→ **Blocco di testo**
/---

POSIZIONE 2 – Inspirando, apriamo le braccia lateralmente e le portiamo in alto, distendendo completamente il corpo.Lo sguardo va verso l’alto e la schiena è leggermente arcuata.  

 

 

 

 

 

POSIZIONE 3 – Espirando, flettiamo in avanti il busto e portiamo le mani al pavimento o alle caviglie.

La fronte si avvicina alle ginocchia.

 

 

POSIZIONE 4 – Inspirando, teniamo le mani ferme a terra accanto ai piedi ed estendiamo indietro la gamba destra, piegando il ginocchio sinistro e abbassando il bacino.

Le dita del piede destro e il ginocchio toccano il pavimento; il torace si apre in avanti.

 

 

 

 

POSIZIONE 5 – Espirando, portiamo il piede sinistro accanto al destro, sollevando il bacino verso l’alto; distendiamo le gambe e allineiamo la schiena con le braccia, in modo che il corpo assuma la forma di un triangolo.

Al termine dell’espiro, si passa in apnea alla posizione successiva. 

 

 

POSIZIONE 6 – Mantenendo l’apnea, flettiamo le braccia e appoggiamo torace, mento e ginocchia a terra, mantenendo sollevato il bacino.

\---

→ **Serie di compiti**
• a. Riscrivi il blocco di testo, tutto ciò che va da "POSIZIONE 3 –" giù fino a "abbassando il bacino.", mettendo "tibie" al posto di "caviglie".
• b. Riassumi il blocco di testo in due frasi.

(Dati di origine)

/---

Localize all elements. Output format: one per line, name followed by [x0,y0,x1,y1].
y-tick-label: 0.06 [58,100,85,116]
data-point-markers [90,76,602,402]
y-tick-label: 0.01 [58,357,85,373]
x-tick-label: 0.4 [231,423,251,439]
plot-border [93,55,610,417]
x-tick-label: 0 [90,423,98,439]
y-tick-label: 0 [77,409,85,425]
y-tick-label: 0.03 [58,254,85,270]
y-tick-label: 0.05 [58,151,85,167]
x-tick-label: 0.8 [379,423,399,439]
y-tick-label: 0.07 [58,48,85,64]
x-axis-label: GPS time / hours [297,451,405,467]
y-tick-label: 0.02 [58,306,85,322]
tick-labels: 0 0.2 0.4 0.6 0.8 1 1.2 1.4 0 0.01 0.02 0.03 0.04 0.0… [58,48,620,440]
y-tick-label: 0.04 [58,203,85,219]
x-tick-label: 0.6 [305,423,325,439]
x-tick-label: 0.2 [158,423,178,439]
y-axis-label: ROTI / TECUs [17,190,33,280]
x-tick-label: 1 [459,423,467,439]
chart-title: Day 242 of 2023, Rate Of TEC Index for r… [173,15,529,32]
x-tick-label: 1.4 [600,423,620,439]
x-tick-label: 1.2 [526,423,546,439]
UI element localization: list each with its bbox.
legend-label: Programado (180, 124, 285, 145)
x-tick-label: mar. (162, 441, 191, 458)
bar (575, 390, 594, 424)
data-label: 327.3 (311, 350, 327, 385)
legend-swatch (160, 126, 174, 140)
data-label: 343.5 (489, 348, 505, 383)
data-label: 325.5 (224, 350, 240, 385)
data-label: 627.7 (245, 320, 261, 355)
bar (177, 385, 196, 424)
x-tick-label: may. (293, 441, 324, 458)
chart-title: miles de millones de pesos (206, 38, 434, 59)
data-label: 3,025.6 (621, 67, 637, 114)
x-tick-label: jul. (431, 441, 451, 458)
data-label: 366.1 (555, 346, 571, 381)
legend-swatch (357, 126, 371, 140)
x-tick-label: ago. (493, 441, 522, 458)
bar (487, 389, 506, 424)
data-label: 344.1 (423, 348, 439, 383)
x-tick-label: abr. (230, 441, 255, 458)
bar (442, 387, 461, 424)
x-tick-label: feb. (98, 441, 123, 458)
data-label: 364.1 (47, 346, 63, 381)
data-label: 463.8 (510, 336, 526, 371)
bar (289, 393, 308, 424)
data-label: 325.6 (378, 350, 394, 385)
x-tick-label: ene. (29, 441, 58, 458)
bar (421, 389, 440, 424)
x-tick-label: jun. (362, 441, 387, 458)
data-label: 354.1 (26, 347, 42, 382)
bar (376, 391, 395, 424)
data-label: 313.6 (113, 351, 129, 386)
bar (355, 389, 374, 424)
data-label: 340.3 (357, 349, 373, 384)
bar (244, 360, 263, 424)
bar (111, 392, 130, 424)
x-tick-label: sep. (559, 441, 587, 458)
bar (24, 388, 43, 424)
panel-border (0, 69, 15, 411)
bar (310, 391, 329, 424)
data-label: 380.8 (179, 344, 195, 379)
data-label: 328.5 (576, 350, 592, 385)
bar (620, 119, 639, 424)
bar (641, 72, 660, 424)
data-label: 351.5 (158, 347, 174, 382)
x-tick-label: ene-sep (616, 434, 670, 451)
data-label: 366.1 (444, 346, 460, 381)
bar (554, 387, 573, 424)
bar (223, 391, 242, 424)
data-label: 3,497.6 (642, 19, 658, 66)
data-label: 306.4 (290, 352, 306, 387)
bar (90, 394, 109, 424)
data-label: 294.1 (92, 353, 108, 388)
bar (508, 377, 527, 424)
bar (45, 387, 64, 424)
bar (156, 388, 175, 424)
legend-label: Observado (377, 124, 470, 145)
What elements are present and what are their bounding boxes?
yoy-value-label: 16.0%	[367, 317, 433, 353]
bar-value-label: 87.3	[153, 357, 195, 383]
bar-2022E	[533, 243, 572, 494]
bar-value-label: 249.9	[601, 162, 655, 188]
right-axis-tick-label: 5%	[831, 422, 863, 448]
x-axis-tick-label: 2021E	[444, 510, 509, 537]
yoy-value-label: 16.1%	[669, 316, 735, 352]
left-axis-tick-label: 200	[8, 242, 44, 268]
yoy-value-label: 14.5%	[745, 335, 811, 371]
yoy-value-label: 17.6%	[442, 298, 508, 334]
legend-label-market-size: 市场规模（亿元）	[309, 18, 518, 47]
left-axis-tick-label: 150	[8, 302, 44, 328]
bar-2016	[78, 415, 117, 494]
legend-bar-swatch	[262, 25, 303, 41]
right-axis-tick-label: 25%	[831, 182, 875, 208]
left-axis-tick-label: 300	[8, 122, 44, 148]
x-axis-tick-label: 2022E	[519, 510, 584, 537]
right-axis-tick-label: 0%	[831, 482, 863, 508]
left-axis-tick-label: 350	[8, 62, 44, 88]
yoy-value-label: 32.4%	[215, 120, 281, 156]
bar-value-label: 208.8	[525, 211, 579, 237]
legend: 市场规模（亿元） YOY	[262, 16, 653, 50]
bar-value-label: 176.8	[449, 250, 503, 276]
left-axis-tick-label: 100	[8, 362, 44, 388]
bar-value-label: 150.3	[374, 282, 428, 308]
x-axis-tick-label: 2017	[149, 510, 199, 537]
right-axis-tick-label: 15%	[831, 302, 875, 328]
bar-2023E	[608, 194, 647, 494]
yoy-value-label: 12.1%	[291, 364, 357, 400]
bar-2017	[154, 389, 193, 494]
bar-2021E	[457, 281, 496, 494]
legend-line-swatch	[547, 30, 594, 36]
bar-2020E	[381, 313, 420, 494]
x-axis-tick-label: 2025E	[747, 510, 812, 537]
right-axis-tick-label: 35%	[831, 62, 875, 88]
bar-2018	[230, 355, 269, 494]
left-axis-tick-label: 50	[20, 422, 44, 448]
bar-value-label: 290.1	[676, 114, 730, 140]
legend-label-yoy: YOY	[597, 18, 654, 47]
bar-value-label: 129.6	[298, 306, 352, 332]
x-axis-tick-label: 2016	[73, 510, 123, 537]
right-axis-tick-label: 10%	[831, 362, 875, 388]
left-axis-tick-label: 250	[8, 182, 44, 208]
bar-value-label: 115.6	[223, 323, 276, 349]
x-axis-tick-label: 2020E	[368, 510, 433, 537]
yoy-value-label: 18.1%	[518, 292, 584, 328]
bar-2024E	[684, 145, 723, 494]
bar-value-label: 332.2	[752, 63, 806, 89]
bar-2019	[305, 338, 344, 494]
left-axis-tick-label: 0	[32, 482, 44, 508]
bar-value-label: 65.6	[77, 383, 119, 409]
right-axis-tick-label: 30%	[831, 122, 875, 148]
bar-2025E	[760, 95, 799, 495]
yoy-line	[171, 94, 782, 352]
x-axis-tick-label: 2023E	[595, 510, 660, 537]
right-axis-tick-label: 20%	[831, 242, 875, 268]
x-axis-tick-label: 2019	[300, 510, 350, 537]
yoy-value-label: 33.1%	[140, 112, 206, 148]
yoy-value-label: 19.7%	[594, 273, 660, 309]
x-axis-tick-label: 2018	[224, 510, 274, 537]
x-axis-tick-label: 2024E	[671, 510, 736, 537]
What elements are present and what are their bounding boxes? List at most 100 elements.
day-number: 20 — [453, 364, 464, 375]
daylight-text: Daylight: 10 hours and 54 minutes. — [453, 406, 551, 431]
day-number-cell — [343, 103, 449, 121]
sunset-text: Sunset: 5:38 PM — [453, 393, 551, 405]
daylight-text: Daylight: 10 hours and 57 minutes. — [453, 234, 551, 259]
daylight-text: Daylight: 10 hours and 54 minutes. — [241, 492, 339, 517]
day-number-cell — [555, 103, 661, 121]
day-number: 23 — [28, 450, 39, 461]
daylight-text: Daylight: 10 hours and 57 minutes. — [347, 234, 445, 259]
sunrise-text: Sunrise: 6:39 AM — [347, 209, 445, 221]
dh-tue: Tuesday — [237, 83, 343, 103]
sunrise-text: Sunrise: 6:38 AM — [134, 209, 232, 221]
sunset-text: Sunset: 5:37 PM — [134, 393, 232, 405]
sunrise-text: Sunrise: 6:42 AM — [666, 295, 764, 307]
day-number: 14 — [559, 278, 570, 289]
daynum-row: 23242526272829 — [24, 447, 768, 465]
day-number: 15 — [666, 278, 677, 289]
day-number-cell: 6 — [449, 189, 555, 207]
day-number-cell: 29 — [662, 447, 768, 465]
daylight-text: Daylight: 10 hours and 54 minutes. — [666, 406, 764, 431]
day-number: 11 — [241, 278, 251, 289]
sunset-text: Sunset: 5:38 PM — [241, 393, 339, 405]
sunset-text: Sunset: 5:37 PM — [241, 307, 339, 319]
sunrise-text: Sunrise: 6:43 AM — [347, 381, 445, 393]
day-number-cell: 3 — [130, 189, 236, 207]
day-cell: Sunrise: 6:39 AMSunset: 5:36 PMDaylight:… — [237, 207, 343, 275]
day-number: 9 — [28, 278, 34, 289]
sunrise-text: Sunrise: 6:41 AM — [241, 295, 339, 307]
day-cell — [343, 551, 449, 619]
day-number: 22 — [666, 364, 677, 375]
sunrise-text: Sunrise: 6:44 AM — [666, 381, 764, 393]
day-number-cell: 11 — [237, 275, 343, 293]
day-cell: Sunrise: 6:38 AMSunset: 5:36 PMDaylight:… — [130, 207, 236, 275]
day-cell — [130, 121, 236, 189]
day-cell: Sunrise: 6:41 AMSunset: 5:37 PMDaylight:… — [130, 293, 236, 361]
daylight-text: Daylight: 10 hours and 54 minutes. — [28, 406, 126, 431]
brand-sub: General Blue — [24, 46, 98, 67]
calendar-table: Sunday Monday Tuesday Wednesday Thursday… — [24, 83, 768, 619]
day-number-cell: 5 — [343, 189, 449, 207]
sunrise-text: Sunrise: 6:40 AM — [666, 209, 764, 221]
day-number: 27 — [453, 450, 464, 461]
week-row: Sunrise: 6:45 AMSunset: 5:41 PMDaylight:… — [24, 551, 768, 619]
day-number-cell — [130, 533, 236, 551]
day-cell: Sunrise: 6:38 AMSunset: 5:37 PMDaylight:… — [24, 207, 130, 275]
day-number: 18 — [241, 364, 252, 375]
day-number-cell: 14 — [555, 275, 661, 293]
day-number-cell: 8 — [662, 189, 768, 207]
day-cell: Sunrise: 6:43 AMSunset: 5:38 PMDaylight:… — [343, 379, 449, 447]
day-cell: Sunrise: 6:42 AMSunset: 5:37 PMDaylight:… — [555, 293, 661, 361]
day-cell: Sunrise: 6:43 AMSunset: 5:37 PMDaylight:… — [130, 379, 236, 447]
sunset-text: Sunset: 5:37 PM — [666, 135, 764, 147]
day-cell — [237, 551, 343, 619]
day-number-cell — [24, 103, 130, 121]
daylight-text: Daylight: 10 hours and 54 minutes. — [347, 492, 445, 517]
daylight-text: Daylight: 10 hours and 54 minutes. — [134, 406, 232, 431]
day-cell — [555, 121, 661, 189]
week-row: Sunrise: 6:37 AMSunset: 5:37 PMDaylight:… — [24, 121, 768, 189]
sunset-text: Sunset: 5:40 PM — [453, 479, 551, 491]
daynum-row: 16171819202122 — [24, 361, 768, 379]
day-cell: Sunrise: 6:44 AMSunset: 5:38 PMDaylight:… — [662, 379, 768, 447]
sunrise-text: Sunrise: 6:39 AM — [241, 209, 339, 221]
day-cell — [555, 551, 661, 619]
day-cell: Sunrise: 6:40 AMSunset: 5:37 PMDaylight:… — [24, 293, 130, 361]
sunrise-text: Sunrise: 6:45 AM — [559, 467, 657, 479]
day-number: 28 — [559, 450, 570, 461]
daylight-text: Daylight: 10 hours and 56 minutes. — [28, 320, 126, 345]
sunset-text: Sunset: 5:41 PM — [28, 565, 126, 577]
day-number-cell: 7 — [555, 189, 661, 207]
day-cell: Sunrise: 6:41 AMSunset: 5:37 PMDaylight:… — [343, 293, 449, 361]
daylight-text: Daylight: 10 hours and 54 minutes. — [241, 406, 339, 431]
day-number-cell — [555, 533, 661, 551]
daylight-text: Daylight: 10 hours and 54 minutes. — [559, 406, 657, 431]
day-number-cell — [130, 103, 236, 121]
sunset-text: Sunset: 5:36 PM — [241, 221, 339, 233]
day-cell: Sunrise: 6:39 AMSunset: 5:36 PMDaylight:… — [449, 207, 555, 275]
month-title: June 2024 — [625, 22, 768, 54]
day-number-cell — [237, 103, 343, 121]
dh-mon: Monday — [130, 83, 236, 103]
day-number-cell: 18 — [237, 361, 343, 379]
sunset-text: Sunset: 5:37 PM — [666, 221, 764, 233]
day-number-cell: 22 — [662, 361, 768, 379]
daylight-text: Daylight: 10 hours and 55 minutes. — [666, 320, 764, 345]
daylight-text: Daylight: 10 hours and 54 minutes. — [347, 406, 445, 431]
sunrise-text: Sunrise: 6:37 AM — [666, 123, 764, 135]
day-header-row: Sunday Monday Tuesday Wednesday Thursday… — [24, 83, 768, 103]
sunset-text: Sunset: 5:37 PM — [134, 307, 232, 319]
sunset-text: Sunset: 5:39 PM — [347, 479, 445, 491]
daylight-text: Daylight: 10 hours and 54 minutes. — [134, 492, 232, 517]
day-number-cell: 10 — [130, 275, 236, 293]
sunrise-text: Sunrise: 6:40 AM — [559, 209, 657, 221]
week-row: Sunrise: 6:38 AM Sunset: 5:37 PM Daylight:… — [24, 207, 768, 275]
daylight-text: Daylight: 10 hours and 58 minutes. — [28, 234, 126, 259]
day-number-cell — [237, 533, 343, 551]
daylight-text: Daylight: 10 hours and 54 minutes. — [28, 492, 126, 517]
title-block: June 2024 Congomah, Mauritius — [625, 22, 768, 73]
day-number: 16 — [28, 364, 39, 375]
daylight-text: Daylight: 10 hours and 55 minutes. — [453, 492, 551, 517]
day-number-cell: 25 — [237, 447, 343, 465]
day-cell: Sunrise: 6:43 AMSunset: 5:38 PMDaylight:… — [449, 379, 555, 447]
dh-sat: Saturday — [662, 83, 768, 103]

\---

→ **Risposte ai compiti**
• a.
POSIZIONE 3 – Espirando, flettiamo in avanti il busto e portiamo le mani al pavimento o alle tibie.

La fronte si avvicina alle ginocchia.

 

 

POSIZIONE 4 – Inspirando, teniamo le mani ferme a terra accanto ai piedi ed estendiamo indietro la gamba destra, piegando il ginocchio sinistro e abbassando il bacino.

• b. Il blocco di testo descrive le posizioni dalla 2 alla 6, ciascuna eseguita inspirando, espirando o in apnea. Si passa dalle braccia portate in alto al busto flesso in avanti, poi alla gamba destra estesa indietro, al corpo a forma di triangolo e infine all'appoggio a terra di torace, mento e ginocchia con il bacino sollevato.